### Work required
Extend the hotel-scraping tutorial below, starting right after its final line, "Sometimes there is a popup."

### Selected extract
——————
So we can slice our list selecting the start of wanted entries, and it's end.

In [None]:
hotels = content.text.split("\n")
start = hotels.index('Atlanta Hotels')
end = hotels.index('Europe')

Now we create a new list for links, filtering out all unwanted entries, leaving only those, which start with 'N' or 'L'.

In [None]:
city_links = []
# Find all <a> elements and loop through them
for elem in content.find_elements_by_xpath(".//a")[start:end]: 
    # If name of element starts with 'N' or 'L'
    if elem.text.lower().startswith('n') or elem.text.lower().startswith('l'):
        # Cut name of hotel from string
        name = elem.text.split('Hotels')[0].strip()
        # Add element to list of links
        city_links.append((name,elem.get_attribute('href')))

print("city_links:")        
print(city_links)

This scraping process for each city can be broken into such steps.
* Load page with hotels for a city.
* Pick dates.
* Click sorting button.
* Scrape links for hotels on page.
* Click Next button.
* Repeat. Scrape links...


We use the `time.sleep()` function to ensure that page is reloaded properly after clicks. If you have slow Internet connection or in case you experience any exceptions, first try increasing `sleep_time`.

In [None]:
# 5 seconds
sleep_time = 5

First we will take a look on the process for one city. Then we will wrap everything into a single piece of code.
## Load Page

In [None]:
# Load page for first city
driver.get(city_links[0][1])

Sometimes there is a popup.
——————
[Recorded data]
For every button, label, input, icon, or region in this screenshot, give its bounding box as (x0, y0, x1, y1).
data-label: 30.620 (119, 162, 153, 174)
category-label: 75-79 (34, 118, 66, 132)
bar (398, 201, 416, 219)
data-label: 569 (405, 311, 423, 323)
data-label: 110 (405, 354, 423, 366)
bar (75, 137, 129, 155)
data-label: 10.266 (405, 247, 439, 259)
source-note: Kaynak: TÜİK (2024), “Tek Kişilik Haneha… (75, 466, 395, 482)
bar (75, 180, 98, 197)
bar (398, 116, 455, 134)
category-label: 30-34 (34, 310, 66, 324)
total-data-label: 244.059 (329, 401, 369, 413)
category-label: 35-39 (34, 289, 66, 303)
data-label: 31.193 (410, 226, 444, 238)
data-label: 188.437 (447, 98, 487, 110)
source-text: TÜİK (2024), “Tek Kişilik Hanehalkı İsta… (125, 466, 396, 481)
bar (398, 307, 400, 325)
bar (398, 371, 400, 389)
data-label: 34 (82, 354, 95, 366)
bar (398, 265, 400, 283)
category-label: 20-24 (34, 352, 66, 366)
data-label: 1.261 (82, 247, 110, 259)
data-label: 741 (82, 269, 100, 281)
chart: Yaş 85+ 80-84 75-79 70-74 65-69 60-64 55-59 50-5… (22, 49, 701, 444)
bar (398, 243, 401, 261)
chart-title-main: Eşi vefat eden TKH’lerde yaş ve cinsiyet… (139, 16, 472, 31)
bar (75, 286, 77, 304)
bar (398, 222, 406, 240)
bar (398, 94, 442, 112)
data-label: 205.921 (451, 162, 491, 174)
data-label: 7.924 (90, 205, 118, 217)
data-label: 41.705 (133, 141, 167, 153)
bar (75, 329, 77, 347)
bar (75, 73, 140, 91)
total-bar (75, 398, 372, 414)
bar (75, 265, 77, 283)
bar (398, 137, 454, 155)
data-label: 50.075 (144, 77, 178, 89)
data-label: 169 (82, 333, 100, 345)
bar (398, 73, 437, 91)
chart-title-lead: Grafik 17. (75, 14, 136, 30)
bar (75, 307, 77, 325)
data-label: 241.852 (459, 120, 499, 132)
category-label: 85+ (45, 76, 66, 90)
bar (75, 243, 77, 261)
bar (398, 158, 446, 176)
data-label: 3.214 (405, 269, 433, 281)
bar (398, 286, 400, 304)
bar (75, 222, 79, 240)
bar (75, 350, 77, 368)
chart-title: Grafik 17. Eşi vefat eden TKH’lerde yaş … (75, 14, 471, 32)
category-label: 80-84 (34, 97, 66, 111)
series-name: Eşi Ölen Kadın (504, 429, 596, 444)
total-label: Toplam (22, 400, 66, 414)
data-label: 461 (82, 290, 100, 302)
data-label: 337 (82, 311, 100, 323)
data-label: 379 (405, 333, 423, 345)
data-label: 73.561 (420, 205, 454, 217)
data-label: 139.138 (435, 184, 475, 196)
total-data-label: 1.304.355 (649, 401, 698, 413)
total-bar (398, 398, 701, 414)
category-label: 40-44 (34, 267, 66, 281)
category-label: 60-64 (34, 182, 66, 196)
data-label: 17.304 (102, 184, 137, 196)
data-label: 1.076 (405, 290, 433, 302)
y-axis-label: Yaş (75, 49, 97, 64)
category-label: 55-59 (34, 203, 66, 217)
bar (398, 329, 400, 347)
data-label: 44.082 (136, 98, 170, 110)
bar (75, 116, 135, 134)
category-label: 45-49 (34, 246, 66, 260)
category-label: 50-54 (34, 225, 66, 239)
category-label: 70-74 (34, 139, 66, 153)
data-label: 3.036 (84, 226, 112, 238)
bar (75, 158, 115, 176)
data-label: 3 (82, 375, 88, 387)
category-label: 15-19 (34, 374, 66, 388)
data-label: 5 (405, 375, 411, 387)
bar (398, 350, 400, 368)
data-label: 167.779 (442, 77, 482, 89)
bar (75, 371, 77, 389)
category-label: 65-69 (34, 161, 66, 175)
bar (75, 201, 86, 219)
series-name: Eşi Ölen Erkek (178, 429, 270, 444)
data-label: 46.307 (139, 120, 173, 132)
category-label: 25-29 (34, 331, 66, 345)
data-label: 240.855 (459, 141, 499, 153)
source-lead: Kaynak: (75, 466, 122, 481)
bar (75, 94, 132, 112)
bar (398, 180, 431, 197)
——————
### Output for this exercise
![alt text](images/9.jpg)
It will prevent everything from working.<br> So we need to close it with X button.
![alt text](images/10.jpg)

In [None]:
# It is wrapped in try-except block in case there is no such popup
try:
    driver.find_element_by_class_name("ui_close_x").click()
except:
    pass

## Set dates
We have to set up dates if we want TripAdvisor to show us average prices.
![alt text](images/11.jpg)
Well select today as check-in date, and a date two weeks later as the check-out date.
![alt text](images/12.jpg)
There is a bug on TripAdvisor, all dates are shifted one month.
![alt text](images/13.jpg)

Here we define two functions. The first one will click on specific date. And the second one will calculate the dates, and fill them in.

In [None]:
from datetime import datetime, timedelta

# This function will click on the specific date in calendar
def click_date(date):
    months = driver.find_element_by_class_name('dsdc-months.large-bottom-margin')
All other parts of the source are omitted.